* **Written exercise**
Check each line of the records below and collect those holding "this".

* **Supplied entries**
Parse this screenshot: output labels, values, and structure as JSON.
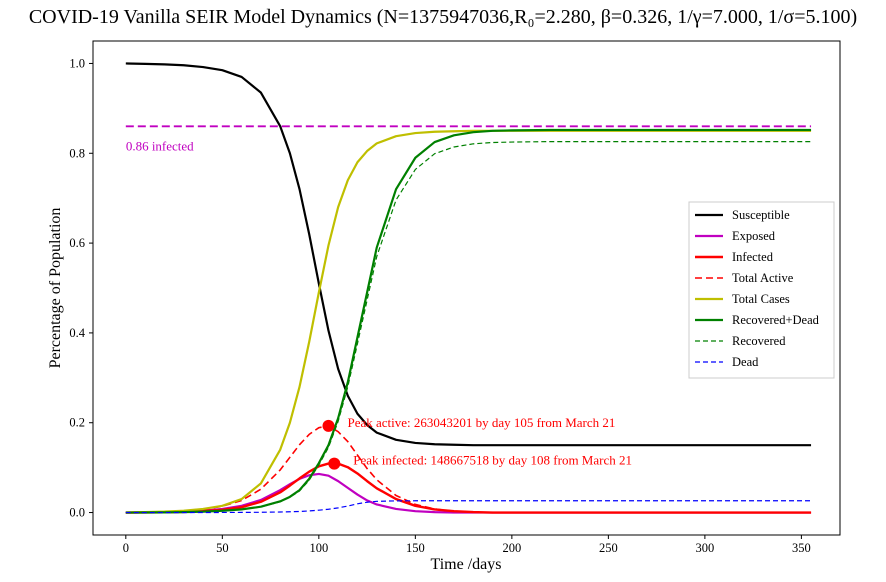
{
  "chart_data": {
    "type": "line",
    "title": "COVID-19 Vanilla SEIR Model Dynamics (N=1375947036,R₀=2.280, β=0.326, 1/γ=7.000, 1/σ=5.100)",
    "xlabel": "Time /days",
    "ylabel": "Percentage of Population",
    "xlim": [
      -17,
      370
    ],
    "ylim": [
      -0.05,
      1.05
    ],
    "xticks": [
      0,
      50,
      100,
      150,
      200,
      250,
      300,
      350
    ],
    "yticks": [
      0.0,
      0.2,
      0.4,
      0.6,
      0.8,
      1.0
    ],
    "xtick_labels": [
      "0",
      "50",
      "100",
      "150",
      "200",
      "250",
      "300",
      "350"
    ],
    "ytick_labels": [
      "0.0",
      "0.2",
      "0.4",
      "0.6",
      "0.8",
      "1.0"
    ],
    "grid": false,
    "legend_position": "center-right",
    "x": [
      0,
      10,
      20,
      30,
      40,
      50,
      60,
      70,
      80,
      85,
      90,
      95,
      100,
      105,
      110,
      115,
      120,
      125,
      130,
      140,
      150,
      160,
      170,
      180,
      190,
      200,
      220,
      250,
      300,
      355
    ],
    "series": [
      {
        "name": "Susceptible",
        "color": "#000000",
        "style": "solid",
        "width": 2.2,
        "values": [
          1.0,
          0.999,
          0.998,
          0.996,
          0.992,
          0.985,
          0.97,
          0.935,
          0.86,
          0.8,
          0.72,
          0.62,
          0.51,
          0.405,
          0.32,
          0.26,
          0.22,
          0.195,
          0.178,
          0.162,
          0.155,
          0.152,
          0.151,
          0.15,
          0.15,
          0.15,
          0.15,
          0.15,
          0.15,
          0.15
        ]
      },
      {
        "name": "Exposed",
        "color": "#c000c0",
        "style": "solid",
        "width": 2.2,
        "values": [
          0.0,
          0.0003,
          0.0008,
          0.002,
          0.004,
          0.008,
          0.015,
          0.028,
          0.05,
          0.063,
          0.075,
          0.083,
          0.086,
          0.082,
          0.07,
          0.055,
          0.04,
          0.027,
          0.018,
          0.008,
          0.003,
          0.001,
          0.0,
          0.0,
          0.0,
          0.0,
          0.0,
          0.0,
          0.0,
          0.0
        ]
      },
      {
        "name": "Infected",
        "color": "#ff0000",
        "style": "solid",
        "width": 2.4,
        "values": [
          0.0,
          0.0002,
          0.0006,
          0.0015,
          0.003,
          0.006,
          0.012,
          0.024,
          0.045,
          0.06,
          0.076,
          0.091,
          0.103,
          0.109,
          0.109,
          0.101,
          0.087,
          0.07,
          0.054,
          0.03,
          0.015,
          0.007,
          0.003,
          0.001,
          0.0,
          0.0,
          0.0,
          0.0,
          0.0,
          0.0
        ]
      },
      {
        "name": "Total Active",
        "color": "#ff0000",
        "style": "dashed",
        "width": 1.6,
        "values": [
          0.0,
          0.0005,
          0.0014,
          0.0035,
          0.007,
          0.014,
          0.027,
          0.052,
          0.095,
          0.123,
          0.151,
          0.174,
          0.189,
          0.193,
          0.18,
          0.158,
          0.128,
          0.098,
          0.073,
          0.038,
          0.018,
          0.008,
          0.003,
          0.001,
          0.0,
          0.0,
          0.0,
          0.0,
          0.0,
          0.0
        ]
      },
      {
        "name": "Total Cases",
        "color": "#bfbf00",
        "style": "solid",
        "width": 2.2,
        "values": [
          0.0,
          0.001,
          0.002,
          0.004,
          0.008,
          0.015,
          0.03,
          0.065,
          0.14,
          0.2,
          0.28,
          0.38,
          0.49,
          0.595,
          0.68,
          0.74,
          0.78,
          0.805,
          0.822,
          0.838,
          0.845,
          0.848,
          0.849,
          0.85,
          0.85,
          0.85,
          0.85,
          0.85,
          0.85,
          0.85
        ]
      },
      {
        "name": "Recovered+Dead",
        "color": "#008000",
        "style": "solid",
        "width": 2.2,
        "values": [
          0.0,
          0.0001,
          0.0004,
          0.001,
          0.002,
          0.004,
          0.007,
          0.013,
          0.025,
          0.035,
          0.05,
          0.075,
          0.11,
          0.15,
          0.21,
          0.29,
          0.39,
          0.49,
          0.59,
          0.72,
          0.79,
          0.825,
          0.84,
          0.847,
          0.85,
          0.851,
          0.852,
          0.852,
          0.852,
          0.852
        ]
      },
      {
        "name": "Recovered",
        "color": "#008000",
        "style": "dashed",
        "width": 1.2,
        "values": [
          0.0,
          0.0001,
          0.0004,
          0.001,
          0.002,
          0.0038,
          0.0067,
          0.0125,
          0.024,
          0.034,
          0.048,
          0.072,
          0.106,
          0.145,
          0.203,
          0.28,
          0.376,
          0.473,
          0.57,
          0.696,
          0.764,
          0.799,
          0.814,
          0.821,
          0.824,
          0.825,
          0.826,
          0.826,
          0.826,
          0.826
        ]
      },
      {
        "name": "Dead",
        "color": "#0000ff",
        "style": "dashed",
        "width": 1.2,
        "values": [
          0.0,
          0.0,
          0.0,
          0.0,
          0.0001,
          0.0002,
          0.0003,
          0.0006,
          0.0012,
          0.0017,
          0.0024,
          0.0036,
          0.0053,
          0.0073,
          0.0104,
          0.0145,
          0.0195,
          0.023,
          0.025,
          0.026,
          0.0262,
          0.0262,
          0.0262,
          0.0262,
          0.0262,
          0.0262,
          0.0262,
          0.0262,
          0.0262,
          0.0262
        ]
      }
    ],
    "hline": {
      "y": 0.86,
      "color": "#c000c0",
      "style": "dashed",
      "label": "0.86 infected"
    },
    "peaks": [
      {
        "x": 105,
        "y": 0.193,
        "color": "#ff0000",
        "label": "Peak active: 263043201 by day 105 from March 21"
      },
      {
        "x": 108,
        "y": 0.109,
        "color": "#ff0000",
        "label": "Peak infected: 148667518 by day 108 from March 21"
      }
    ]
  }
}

---

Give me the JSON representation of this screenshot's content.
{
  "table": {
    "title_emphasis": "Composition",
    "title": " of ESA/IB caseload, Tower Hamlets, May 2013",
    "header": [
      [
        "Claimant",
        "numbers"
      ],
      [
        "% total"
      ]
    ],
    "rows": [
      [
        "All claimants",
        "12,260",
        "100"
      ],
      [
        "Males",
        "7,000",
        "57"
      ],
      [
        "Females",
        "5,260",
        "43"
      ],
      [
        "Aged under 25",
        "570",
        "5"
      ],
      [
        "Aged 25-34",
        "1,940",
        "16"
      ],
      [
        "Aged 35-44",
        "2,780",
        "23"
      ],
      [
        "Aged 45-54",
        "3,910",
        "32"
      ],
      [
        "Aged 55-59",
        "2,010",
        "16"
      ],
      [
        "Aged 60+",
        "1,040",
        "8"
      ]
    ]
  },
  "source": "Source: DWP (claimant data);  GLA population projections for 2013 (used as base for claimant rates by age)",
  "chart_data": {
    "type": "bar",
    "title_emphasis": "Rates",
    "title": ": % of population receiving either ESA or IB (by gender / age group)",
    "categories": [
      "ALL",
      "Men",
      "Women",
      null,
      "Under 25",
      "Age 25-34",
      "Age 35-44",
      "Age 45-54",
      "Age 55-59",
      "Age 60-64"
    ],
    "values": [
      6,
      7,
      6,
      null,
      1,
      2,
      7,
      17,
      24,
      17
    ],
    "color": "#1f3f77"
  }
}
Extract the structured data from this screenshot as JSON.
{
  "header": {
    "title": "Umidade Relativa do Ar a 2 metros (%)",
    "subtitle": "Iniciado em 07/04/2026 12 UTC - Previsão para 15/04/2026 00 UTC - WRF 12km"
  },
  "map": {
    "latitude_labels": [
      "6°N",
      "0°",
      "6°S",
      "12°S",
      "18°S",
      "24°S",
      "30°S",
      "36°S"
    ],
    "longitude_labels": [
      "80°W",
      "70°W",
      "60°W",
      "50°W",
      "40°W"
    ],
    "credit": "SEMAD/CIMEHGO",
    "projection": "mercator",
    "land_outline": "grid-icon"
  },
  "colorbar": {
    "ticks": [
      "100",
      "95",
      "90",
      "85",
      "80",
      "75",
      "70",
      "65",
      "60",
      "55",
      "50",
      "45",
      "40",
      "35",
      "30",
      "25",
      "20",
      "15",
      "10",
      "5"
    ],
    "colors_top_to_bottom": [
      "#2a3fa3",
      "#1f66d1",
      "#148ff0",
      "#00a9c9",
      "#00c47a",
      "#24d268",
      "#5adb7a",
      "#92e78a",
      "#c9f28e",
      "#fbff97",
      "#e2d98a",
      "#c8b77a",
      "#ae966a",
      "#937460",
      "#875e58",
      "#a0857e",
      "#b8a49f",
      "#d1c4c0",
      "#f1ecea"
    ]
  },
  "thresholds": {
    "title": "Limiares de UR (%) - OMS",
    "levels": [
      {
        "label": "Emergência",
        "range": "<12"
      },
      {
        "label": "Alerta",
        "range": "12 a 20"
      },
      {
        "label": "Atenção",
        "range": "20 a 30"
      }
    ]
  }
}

* **Problem solution**
Parse this screenshot: output labels, values, and structure as JSON.
Give me the JSON representation of this screenshot's content.
Extract the structured data from this screenshot as JSON.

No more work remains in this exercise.